** begin **

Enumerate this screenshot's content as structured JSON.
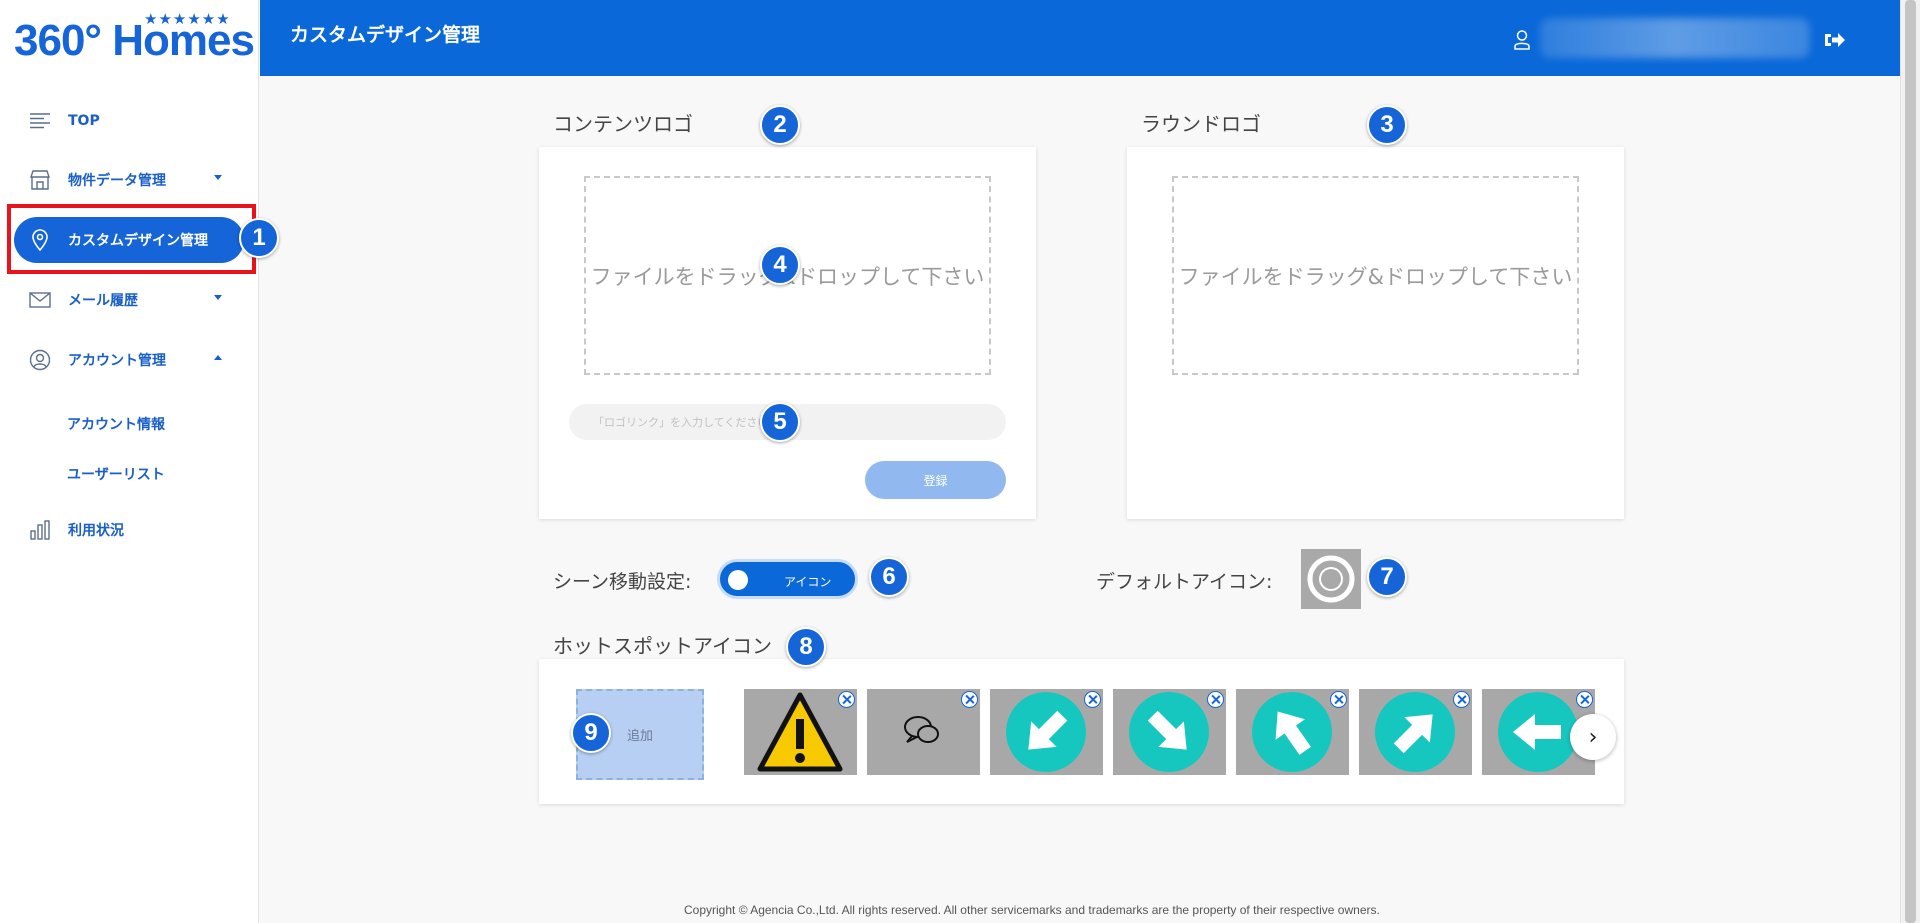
{
  "logo": {
    "text": "360° Homes",
    "stars": "★★★★★★"
  },
  "header": {
    "title": "カスタムデザイン管理"
  },
  "sidebar": {
    "items": [
      {
        "label": "TOP"
      },
      {
        "label": "物件データ管理"
      },
      {
        "label": "カスタムデザイン管理"
      },
      {
        "label": "メール履歴"
      },
      {
        "label": "アカウント管理"
      }
    ],
    "sub_items": [
      {
        "label": "アカウント情報"
      },
      {
        "label": "ユーザーリスト"
      }
    ],
    "usage_label": "利用状況"
  },
  "content_logo": {
    "title": "コンテンツロゴ",
    "dropzone_text": "ファイルをドラッグ&ドロップして下さい",
    "link_placeholder": "「ロゴリンク」を入力してください",
    "register_label": "登録"
  },
  "round_logo": {
    "title": "ラウンドロゴ",
    "dropzone_text": "ファイルをドラッグ&ドロップして下さい"
  },
  "scene_setting": {
    "label": "シーン移動設定:",
    "toggle_label": "アイコン"
  },
  "default_icon": {
    "label": "デフォルトアイコン:"
  },
  "hotspot": {
    "title": "ホットスポットアイコン",
    "add_label": "追加",
    "icons": [
      "warning-icon",
      "speech-bubble-icon",
      "arrow-down-left-icon",
      "arrow-down-right-icon",
      "arrow-up-left-icon",
      "arrow-up-right-icon",
      "arrow-left-icon"
    ]
  },
  "badges": [
    "1",
    "2",
    "3",
    "4",
    "5",
    "6",
    "7",
    "8",
    "9"
  ],
  "footer": {
    "text": "Copyright © Agencia Co.,Ltd. All rights reserved. All other servicemarks and trademarks are the property of their respective owners."
  },
  "colors": {
    "primary": "#0a68d8",
    "accent_light": "#91b9ef",
    "highlight": "#e8141b",
    "teal": "#16c7c0"
  }
}
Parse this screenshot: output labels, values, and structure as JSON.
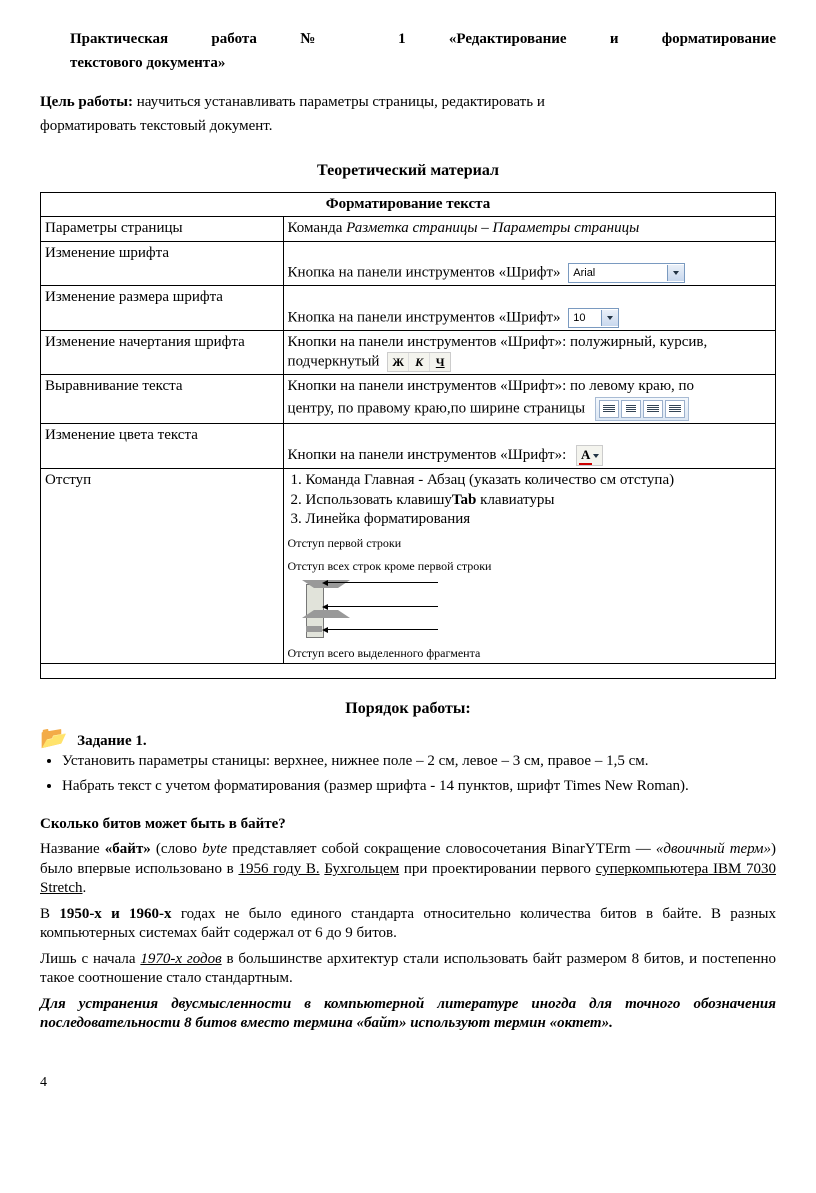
{
  "header": {
    "title_line1": "Практическая   работа   №   1   «Редактирование   и   форматирование",
    "title_line2": "текстового документа»"
  },
  "goal": {
    "label": "Цель работы:",
    "text1": " научиться устанавливать параметры страницы, редактировать и",
    "text2": "форматировать текстовый документ."
  },
  "theory_title": "Теоретический материал",
  "table": {
    "header": "Форматирование текста",
    "rows": {
      "r1": {
        "c1": "Параметры страницы",
        "c2a": "Команда ",
        "c2b": "Разметка страницы – Параметры страницы"
      },
      "r2": {
        "c1": "Изменение шрифта",
        "c2": "Кнопка на панели инструментов «Шрифт» ",
        "font": "Arial"
      },
      "r3": {
        "c1": "Изменение размера шрифта",
        "c2": "Кнопка на панели инструментов «Шрифт» ",
        "size": "10"
      },
      "r4": {
        "c1": "Изменение начертания шрифта",
        "c2a": "Кнопки на панели инструментов «Шрифт»: полужирный, курсив,",
        "c2b": "подчеркнутый "
      },
      "r5": {
        "c1": "Выравнивание текста",
        "c2a": "Кнопки на панели инструментов «Шрифт»: по левому краю, по",
        "c2b": "центру, по правому краю,по ширине страницы "
      },
      "r6": {
        "c1": "Изменение цвета текста",
        "c2": "Кнопки на панели инструментов «Шрифт»: "
      },
      "r7": {
        "c1": "Отступ",
        "li1": "Команда Главная - Абзац (указать количество см отступа)",
        "li2a": "Использовать клавишу",
        "li2b": "Tab",
        "li2c": " клавиатуры",
        "li3": "Линейка форматирования",
        "cap1": "Отступ первой строки",
        "cap2": "Отступ всех строк кроме первой строки",
        "cap3": "Отступ всего выделенного фрагмента"
      }
    }
  },
  "order_title": "Порядок работы:",
  "task1": {
    "title": "Задание 1.",
    "b1": "Установить параметры станицы: верхнее, нижнее поле – 2 см, левое – 3 см, правое – 1,5 см.",
    "b2": "Набрать текст с учетом форматирования (размер шрифта - 14 пунктов, шрифт Times New Roman)."
  },
  "article": {
    "h": "Сколько битов может быть в байте?",
    "p1a": "Название ",
    "p1b": "«байт»",
    "p1c": " (слово ",
    "p1d": "byte",
    "p1e": " представляет собой сокращение словосочетания BinarYTErm — ",
    "p1f": "«двоичный терм»",
    "p1g": ") было впервые использовано в ",
    "p1h": "1956",
    "p1i": " году В.",
    "p1j": " Бухгольцем",
    "p1k": " при проектировании первого ",
    "p1l": "суперкомпьютера",
    "p1m": " IBM 7030 Stretch",
    "p1n": ".",
    "p2a": "В ",
    "p2b": "1950-х и 1960-х",
    "p2c": " годах не было единого стандарта относительно количества битов в байте. В разных компьютерных системах байт содержал от 6 до 9 битов.",
    "p3a": "Лишь с начала ",
    "p3b": "1970-х годов",
    "p3c": " в большинстве архитектур стали использовать байт размером 8 битов, и постепенно такое соотношение стало стандартным.",
    "p4": "Для устранения двусмысленности в компьютерной литературе иногда для точного обозначения последовательности 8 битов вместо термина «байт» используют термин «октет»."
  },
  "pagenum": "4"
}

** end **

■ PROBLEM TO SOLVE
Repeat each line of the records above exactly, but do not copy the pictures.

■ FULL ANSWER
Enumerate this screenshot's content as structured JSON.
{
  "logo": {
    "text": "360° Homes",
    "stars": "★★★★★★"
  },
  "header": {
    "title": "カスタムデザイン管理"
  },
  "sidebar": {
    "items": [
      {
        "label": "TOP"
      },
      {
        "label": "物件データ管理"
      },
      {
        "label": "カスタムデザイン管理"
      },
      {
        "label": "メール履歴"
      },
      {
        "label": "アカウント管理"
      }
    ],
    "sub_items": [
      {
        "label": "アカウント情報"
      },
      {
        "label": "ユーザーリスト"
      }
    ],
    "usage_label": "利用状況"
  },
  "content_logo": {
    "title": "コンテンツロゴ",
    "dropzone_text": "ファイルをドラッグ&ドロップして下さい",
    "link_placeholder": "「ロゴリンク」を入力してください",
    "register_label": "登録"
  },
  "round_logo": {
    "title": "ラウンドロゴ",
    "dropzone_text": "ファイルをドラッグ&ドロップして下さい"
  },
  "scene_setting": {
    "label": "シーン移動設定:",
    "toggle_label": "アイコン"
  },
  "default_icon": {
    "label": "デフォルトアイコン:"
  },
  "hotspot": {
    "title": "ホットスポットアイコン",
    "add_label": "追加",
    "icons": [
      "warning-icon",
      "speech-bubble-icon",
      "arrow-down-left-icon",
      "arrow-down-right-icon",
      "arrow-up-left-icon",
      "arrow-up-right-icon",
      "arrow-left-icon"
    ]
  },
  "badges": [
    "1",
    "2",
    "3",
    "4",
    "5",
    "6",
    "7",
    "8",
    "9"
  ],
  "footer": {
    "text": "Copyright © Agencia Co.,Ltd. All rights reserved. All other servicemarks and trademarks are the property of their respective owners."
  },
  "colors": {
    "primary": "#0a68d8",
    "accent_light": "#91b9ef",
    "highlight": "#e8141b",
    "teal": "#16c7c0"
  }
}
Parse this screenshot: output labels, values, and structure as JSON.
{
  "header": {
    "title_line1": "Практическая   работа   №   1   «Редактирование   и   форматирование",
    "title_line2": "текстового документа»"
  },
  "goal": {
    "label": "Цель работы:",
    "text1": " научиться устанавливать параметры страницы, редактировать и",
    "text2": "форматировать текстовый документ."
  },
  "theory_title": "Теоретический материал",
  "table": {
    "header": "Форматирование текста",
    "rows": {
      "r1": {
        "c1": "Параметры страницы",
        "c2a": "Команда ",
        "c2b": "Разметка страницы – Параметры страницы"
      },
      "r2": {
        "c1": "Изменение шрифта",
        "c2": "Кнопка на панели инструментов «Шрифт» ",
        "font": "Arial"
      },
      "r3": {
        "c1": "Изменение размера шрифта",
        "c2": "Кнопка на панели инструментов «Шрифт» ",
        "size": "10"
      },
      "r4": {
        "c1": "Изменение начертания шрифта",
        "c2a": "Кнопки на панели инструментов «Шрифт»: полужирный, курсив,",
        "c2b": "подчеркнутый "
      },
      "r5": {
        "c1": "Выравнивание текста",
        "c2a": "Кнопки на панели инструментов «Шрифт»: по левому краю, по",
        "c2b": "центру, по правому краю,по ширине страницы "
      },
      "r6": {
        "c1": "Изменение цвета текста",
        "c2": "Кнопки на панели инструментов «Шрифт»: "
      },
      "r7": {
        "c1": "Отступ",
        "li1": "Команда Главная - Абзац (указать количество см отступа)",
        "li2a": "Использовать клавишу",
        "li2b": "Tab",
        "li2c": " клавиатуры",
        "li3": "Линейка форматирования",
        "cap1": "Отступ первой строки",
        "cap2": "Отступ всех строк кроме первой строки",
        "cap3": "Отступ всего выделенного фрагмента"
      }
    }
  },
  "order_title": "Порядок работы:",
  "task1": {
    "title": "Задание 1.",
    "b1": "Установить параметры станицы: верхнее, нижнее поле – 2 см, левое – 3 см, правое – 1,5 см.",
    "b2": "Набрать текст с учетом форматирования (размер шрифта - 14 пунктов, шрифт Times New Roman)."
  },
  "article": {
    "h": "Сколько битов может быть в байте?",
    "p1a": "Название ",
    "p1b": "«байт»",
    "p1c": " (слово ",
    "p1d": "byte",
    "p1e": " представляет собой сокращение словосочетания BinarYTErm — ",
    "p1f": "«двоичный терм»",
    "p1g": ") было впервые использовано в ",
    "p1h": "1956",
    "p1i": " году В.",
    "p1j": " Бухгольцем",
    "p1k": " при проектировании первого ",
    "p1l": "суперкомпьютера",
    "p1m": " IBM 7030 Stretch",
    "p1n": ".",
    "p2a": "В ",
    "p2b": "1950-х и 1960-х",
    "p2c": " годах не было единого стандарта относительно количества битов в байте. В разных компьютерных системах байт содержал от 6 до 9 битов.",
    "p3a": "Лишь с начала ",
    "p3b": "1970-х годов",
    "p3c": " в большинстве архитектур стали использовать байт размером 8 битов, и постепенно такое соотношение стало стандартным.",
    "p4": "Для устранения двусмысленности в компьютерной литературе иногда для точного обозначения последовательности 8 битов вместо термина «байт» используют термин «октет»."
  },
  "pagenum": "4"
}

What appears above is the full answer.